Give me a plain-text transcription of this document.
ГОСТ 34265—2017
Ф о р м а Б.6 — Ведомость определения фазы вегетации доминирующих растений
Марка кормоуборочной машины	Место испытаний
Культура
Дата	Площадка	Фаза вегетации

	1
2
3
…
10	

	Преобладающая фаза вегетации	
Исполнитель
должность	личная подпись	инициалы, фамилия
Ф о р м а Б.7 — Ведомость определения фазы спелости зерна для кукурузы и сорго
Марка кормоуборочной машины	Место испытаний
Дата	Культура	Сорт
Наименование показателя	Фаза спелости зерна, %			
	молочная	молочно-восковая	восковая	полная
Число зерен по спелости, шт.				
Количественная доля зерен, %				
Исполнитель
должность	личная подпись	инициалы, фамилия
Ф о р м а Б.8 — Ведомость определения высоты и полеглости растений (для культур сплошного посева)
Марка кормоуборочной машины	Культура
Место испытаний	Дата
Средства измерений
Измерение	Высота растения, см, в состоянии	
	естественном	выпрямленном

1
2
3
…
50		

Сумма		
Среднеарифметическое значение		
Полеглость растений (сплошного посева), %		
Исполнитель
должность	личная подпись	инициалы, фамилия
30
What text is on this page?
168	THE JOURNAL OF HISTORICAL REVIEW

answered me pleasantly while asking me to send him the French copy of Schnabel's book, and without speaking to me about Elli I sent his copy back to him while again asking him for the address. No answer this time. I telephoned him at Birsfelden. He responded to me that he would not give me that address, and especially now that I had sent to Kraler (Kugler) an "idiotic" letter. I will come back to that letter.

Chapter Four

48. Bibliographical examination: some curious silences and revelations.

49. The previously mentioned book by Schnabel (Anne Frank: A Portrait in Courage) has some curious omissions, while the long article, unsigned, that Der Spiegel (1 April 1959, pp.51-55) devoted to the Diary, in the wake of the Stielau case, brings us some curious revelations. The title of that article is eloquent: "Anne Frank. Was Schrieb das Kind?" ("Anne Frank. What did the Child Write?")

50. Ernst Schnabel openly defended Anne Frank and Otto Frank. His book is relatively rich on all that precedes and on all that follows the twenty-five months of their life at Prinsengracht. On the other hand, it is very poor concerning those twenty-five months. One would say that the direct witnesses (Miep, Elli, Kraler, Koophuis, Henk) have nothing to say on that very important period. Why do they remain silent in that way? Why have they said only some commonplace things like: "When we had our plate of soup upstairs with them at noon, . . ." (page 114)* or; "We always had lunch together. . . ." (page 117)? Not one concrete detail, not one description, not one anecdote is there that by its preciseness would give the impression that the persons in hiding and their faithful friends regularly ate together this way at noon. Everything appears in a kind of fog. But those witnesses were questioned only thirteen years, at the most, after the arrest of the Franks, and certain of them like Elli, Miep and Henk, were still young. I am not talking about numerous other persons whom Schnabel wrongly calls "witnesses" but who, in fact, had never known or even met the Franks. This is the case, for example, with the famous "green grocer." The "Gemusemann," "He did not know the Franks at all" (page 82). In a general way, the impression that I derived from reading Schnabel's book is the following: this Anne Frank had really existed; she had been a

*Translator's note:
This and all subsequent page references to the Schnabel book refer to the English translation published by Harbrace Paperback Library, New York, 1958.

▶ _WRITTEN INSTRUCTION_
Your task is to gather every line with the word "сплошного" and copy it.

▶ _OUTPUT_
Ф о р м а Б.8 — Ведомость определения высоты и полеглости растений (для культур сплошного посева)
Полеглость растений (сплошного посева), %		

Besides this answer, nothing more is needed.